— Begin STORED DATA —
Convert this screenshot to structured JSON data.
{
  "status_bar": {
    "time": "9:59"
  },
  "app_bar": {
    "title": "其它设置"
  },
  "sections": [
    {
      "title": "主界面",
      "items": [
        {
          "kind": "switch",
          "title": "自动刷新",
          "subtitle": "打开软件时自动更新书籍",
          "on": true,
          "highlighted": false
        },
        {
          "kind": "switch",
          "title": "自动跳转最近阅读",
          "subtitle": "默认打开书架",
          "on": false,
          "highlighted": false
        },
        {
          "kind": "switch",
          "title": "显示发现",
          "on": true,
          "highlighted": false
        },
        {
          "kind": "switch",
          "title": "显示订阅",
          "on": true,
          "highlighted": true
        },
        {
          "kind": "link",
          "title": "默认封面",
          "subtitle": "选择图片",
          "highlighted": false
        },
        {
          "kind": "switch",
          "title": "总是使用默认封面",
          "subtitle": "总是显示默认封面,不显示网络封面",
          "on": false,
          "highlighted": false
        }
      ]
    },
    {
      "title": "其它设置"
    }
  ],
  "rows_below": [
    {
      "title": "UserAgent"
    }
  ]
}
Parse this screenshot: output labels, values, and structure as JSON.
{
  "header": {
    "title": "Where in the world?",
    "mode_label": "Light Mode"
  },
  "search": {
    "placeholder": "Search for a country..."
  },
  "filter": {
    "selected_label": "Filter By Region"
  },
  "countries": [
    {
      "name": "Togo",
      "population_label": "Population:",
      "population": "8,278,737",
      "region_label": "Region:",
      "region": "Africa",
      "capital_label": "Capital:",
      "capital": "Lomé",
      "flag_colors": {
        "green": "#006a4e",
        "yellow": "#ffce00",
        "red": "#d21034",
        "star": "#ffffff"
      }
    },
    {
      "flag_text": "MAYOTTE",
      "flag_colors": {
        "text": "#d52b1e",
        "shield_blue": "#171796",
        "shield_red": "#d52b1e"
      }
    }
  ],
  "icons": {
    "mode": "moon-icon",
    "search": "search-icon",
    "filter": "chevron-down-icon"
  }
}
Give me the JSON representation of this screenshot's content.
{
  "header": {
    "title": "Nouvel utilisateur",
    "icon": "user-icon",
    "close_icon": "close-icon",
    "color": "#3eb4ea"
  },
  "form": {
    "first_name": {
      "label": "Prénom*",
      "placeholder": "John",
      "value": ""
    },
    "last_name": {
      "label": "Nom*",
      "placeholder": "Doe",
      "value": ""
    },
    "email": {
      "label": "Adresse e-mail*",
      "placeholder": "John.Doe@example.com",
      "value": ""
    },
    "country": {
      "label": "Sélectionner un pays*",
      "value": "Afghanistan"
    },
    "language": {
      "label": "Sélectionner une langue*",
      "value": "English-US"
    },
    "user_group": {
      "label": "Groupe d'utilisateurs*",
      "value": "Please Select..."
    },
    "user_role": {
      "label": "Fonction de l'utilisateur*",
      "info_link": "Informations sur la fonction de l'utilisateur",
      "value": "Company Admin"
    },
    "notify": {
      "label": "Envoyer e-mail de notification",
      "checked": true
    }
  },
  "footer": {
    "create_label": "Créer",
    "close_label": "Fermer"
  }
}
— End STORED DATA —
### STATED PROBLEM:
Show the lines from the data above that contain the string "screenshot".

### EXERCISE RESPONSE:
Convert this screenshot to structured JSON data.
Parse this screenshot: output labels, values, and structure as JSON.
Give me the JSON representation of this screenshot's content.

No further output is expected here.